Stored records:
-- start --

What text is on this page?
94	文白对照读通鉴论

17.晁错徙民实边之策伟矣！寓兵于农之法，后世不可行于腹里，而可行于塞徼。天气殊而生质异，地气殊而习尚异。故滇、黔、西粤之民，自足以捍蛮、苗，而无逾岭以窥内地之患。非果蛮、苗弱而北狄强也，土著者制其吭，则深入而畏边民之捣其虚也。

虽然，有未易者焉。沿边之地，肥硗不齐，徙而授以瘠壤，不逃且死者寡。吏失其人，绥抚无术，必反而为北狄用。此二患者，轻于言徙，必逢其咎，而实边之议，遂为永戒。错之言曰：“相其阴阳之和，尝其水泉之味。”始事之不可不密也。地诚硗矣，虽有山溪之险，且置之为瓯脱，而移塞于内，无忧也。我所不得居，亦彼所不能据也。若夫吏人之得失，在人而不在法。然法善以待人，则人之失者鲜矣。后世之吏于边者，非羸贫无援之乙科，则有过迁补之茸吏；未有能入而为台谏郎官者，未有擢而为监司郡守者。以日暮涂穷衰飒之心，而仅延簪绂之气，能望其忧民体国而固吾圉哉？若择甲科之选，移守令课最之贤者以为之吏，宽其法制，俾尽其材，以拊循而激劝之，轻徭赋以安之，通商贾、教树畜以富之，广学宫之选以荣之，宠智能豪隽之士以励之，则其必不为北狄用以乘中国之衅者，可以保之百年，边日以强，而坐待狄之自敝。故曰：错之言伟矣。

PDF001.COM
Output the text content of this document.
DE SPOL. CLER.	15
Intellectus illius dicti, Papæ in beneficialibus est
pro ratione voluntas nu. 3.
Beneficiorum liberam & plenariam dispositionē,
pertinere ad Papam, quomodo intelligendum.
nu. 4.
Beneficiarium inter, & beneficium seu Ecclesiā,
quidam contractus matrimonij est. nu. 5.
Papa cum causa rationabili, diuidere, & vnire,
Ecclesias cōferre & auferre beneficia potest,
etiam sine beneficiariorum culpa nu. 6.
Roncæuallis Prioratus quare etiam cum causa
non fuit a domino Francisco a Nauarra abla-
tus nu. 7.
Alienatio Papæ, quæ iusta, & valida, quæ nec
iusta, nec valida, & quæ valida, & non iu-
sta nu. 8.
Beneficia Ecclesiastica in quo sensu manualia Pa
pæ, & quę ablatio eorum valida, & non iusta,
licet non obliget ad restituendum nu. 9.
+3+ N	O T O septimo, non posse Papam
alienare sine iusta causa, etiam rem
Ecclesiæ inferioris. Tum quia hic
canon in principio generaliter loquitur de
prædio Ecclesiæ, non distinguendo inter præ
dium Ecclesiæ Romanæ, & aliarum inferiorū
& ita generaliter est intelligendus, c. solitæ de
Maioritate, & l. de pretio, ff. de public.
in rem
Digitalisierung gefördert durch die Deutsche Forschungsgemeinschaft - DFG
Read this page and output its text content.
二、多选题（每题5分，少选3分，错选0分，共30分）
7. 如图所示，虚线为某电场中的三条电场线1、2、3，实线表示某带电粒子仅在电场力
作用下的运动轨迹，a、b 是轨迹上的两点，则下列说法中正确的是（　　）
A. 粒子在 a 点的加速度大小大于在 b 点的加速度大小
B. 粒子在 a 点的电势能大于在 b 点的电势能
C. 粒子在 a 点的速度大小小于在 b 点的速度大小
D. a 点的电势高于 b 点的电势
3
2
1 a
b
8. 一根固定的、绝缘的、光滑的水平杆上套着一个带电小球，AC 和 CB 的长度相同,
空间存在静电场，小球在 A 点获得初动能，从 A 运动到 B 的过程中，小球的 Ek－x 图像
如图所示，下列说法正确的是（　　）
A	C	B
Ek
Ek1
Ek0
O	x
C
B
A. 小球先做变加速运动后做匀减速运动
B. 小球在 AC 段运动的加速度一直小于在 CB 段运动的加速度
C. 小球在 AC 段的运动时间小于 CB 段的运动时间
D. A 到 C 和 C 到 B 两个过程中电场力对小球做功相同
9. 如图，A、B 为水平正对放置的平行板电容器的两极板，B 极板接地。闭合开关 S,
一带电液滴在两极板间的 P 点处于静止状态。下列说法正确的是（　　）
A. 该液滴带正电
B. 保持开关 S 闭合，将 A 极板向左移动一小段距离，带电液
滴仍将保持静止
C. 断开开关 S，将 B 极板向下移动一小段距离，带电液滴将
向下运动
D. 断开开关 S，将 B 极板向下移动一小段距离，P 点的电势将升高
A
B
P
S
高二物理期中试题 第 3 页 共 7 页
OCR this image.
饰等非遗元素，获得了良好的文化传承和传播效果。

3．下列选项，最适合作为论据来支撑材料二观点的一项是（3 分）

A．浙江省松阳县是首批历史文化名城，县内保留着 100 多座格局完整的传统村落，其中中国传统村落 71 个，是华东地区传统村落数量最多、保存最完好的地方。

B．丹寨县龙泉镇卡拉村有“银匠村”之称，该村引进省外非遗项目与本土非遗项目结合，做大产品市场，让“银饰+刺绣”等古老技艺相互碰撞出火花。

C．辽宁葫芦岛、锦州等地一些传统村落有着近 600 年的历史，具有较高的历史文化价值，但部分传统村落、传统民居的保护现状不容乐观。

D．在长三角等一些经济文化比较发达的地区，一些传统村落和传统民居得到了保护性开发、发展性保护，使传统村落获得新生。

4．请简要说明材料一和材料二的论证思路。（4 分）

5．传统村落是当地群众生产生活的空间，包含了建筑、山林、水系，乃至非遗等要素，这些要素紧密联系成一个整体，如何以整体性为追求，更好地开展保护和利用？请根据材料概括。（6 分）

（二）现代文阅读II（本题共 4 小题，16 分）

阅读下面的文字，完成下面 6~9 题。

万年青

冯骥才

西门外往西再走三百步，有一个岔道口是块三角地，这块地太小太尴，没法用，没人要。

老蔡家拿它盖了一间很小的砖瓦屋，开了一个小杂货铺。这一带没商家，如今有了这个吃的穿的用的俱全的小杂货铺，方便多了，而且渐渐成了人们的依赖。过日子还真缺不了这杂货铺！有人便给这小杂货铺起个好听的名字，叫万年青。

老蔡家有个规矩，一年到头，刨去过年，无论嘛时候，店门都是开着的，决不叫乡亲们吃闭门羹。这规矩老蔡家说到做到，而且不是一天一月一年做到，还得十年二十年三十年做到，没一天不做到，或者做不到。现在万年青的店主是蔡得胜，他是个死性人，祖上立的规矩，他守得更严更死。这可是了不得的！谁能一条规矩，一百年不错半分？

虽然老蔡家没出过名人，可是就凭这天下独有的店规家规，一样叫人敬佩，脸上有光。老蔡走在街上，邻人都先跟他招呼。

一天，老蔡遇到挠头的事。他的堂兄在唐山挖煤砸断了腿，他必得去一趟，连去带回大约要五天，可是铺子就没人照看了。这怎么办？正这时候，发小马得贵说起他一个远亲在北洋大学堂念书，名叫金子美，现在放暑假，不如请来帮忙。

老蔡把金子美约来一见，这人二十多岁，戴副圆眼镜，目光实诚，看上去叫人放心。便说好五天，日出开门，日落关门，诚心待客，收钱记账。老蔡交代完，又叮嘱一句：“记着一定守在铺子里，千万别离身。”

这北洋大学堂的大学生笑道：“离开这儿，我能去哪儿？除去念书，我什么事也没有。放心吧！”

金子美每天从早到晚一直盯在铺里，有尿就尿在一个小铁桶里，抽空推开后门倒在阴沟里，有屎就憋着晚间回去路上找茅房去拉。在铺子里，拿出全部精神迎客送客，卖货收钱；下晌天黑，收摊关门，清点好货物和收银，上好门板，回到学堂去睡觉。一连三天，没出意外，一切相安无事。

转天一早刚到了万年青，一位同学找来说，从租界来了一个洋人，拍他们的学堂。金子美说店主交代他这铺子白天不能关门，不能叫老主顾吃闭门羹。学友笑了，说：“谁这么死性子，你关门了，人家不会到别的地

-- end --

**EXERCISE PROMPT**
Exactly as shown above, return every record.

**TASK SOLUTION**
What text is on this page?
94	文白对照读通鉴论

17.晁错徙民实边之策伟矣！寓兵于农之法，后世不可行于腹里，而可行于塞徼。天气殊而生质异，地气殊而习尚异。故滇、黔、西粤之民，自足以捍蛮、苗，而无逾岭以窥内地之患。非果蛮、苗弱而北狄强也，土著者制其吭，则深入而畏边民之捣其虚也。

虽然，有未易者焉。沿边之地，肥硗不齐，徙而授以瘠壤，不逃且死者寡。吏失其人，绥抚无术，必反而为北狄用。此二患者，轻于言徙，必逢其咎，而实边之议，遂为永戒。错之言曰：“相其阴阳之和，尝其水泉之味。”始事之不可不密也。地诚硗矣，虽有山溪之险，且置之为瓯脱，而移塞于内，无忧也。我所不得居，亦彼所不能据也。若夫吏人之得失，在人而不在法。然法善以待人，则人之失者鲜矣。后世之吏于边者，非羸贫无援之乙科，则有过迁补之茸吏；未有能入而为台谏郎官者，未有擢而为监司郡守者。以日暮涂穷衰飒之心，而仅延簪绂之气，能望其忧民体国而固吾圉哉？若择甲科之选，移守令课最之贤者以为之吏，宽其法制，俾尽其材，以拊循而激劝之，轻徭赋以安之，通商贾、教树畜以富之，广学宫之选以荣之，宠智能豪隽之士以励之，则其必不为北狄用以乘中国之衅者，可以保之百年，边日以强，而坐待狄之自敝。故曰：错之言伟矣。

PDF001.COM
Output the text content of this document.
DE SPOL. CLER.	15
Intellectus illius dicti, Papæ in beneficialibus est
pro ratione voluntas nu. 3.
Beneficiorum liberam & plenariam dispositionē,
pertinere ad Papam, quomodo intelligendum.
nu. 4.
Beneficiarium inter, & beneficium seu Ecclesiā,
quidam contractus matrimonij est. nu. 5.
Papa cum causa rationabili, diuidere, & vnire,
Ecclesias cōferre & auferre beneficia potest,
etiam sine beneficiariorum culpa nu. 6.
Roncæuallis Prioratus quare etiam cum causa
non fuit a domino Francisco a Nauarra abla-
tus nu. 7.
Alienatio Papæ, quæ iusta, & valida, quæ nec
iusta, nec valida, & quæ valida, & non iu-
sta nu. 8.
Beneficia Ecclesiastica in quo sensu manualia Pa
pæ, & quę ablatio eorum valida, & non iusta,
licet non obliget ad restituendum nu. 9.
+3+ N	O T O septimo, non posse Papam
alienare sine iusta causa, etiam rem
Ecclesiæ inferioris. Tum quia hic
canon in principio generaliter loquitur de
prædio Ecclesiæ, non distinguendo inter præ
dium Ecclesiæ Romanæ, & aliarum inferiorū
& ita generaliter est intelligendus, c. solitæ de
Maioritate, & l. de pretio, ff. de public.
in rem
Digitalisierung gefördert durch die Deutsche Forschungsgemeinschaft - DFG
Read this page and output its text content.
二、多选题（每题5分，少选3分，错选0分，共30分）
7. 如图所示，虚线为某电场中的三条电场线1、2、3，实线表示某带电粒子仅在电场力
作用下的运动轨迹，a、b 是轨迹上的两点，则下列说法中正确的是（　　）
A. 粒子在 a 点的加速度大小大于在 b 点的加速度大小
B. 粒子在 a 点的电势能大于在 b 点的电势能
C. 粒子在 a 点的速度大小小于在 b 点的速度大小
D. a 点的电势高于 b 点的电势
3
2
1 a
b
8. 一根固定的、绝缘的、光滑的水平杆上套着一个带电小球，AC 和 CB 的长度相同,
空间存在静电场，小球在 A 点获得初动能，从 A 运动到 B 的过程中，小球的 Ek－x 图像
如图所示，下列说法正确的是（　　）
A	C	B
Ek
Ek1
Ek0
O	x
C
B
A. 小球先做变加速运动后做匀减速运动
B. 小球在 AC 段运动的加速度一直小于在 CB 段运动的加速度
C. 小球在 AC 段的运动时间小于 CB 段的运动时间
D. A 到 C 和 C 到 B 两个过程中电场力对小球做功相同
9. 如图，A、B 为水平正对放置的平行板电容器的两极板，B 极板接地。闭合开关 S,
一带电液滴在两极板间的 P 点处于静止状态。下列说法正确的是（　　）
A. 该液滴带正电
B. 保持开关 S 闭合，将 A 极板向左移动一小段距离，带电液
滴仍将保持静止
C. 断开开关 S，将 B 极板向下移动一小段距离，带电液滴将
向下运动
D. 断开开关 S，将 B 极板向下移动一小段距离，P 点的电势将升高
A
B
P
S
高二物理期中试题 第 3 页 共 7 页
OCR this image.
饰等非遗元素，获得了良好的文化传承和传播效果。

3．下列选项，最适合作为论据来支撑材料二观点的一项是（3 分）

A．浙江省松阳县是首批历史文化名城，县内保留着 100 多座格局完整的传统村落，其中中国传统村落 71 个，是华东地区传统村落数量最多、保存最完好的地方。

B．丹寨县龙泉镇卡拉村有“银匠村”之称，该村引进省外非遗项目与本土非遗项目结合，做大产品市场，让“银饰+刺绣”等古老技艺相互碰撞出火花。

C．辽宁葫芦岛、锦州等地一些传统村落有着近 600 年的历史，具有较高的历史文化价值，但部分传统村落、传统民居的保护现状不容乐观。

D．在长三角等一些经济文化比较发达的地区，一些传统村落和传统民居得到了保护性开发、发展性保护，使传统村落获得新生。

4．请简要说明材料一和材料二的论证思路。（4 分）

5．传统村落是当地群众生产生活的空间，包含了建筑、山林、水系，乃至非遗等要素，这些要素紧密联系成一个整体，如何以整体性为追求，更好地开展保护和利用？请根据材料概括。（6 分）

（二）现代文阅读II（本题共 4 小题，16 分）

阅读下面的文字，完成下面 6~9 题。

万年青

冯骥才

西门外往西再走三百步，有一个岔道口是块三角地，这块地太小太尴，没法用，没人要。

老蔡家拿它盖了一间很小的砖瓦屋，开了一个小杂货铺。这一带没商家，如今有了这个吃的穿的用的俱全的小杂货铺，方便多了，而且渐渐成了人们的依赖。过日子还真缺不了这杂货铺！有人便给这小杂货铺起个好听的名字，叫万年青。

老蔡家有个规矩，一年到头，刨去过年，无论嘛时候，店门都是开着的，决不叫乡亲们吃闭门羹。这规矩老蔡家说到做到，而且不是一天一月一年做到，还得十年二十年三十年做到，没一天不做到，或者做不到。现在万年青的店主是蔡得胜，他是个死性人，祖上立的规矩，他守得更严更死。这可是了不得的！谁能一条规矩，一百年不错半分？

虽然老蔡家没出过名人，可是就凭这天下独有的店规家规，一样叫人敬佩，脸上有光。老蔡走在街上，邻人都先跟他招呼。

一天，老蔡遇到挠头的事。他的堂兄在唐山挖煤砸断了腿，他必得去一趟，连去带回大约要五天，可是铺子就没人照看了。这怎么办？正这时候，发小马得贵说起他一个远亲在北洋大学堂念书，名叫金子美，现在放暑假，不如请来帮忙。

老蔡把金子美约来一见，这人二十多岁，戴副圆眼镜，目光实诚，看上去叫人放心。便说好五天，日出开门，日落关门，诚心待客，收钱记账。老蔡交代完，又叮嘱一句：“记着一定守在铺子里，千万别离身。”

这北洋大学堂的大学生笑道：“离开这儿，我能去哪儿？除去念书，我什么事也没有。放心吧！”

金子美每天从早到晚一直盯在铺里，有尿就尿在一个小铁桶里，抽空推开后门倒在阴沟里，有屎就憋着晚间回去路上找茅房去拉。在铺子里，拿出全部精神迎客送客，卖货收钱；下晌天黑，收摊关门，清点好货物和收银，上好门板，回到学堂去睡觉。一连三天，没出意外，一切相安无事。

转天一早刚到了万年青，一位同学找来说，从租界来了一个洋人，拍他们的学堂。金子美说店主交代他这铺子白天不能关门，不能叫老主顾吃闭门羹。学友笑了，说：“谁这么死性子，你关门了，人家不会到别的地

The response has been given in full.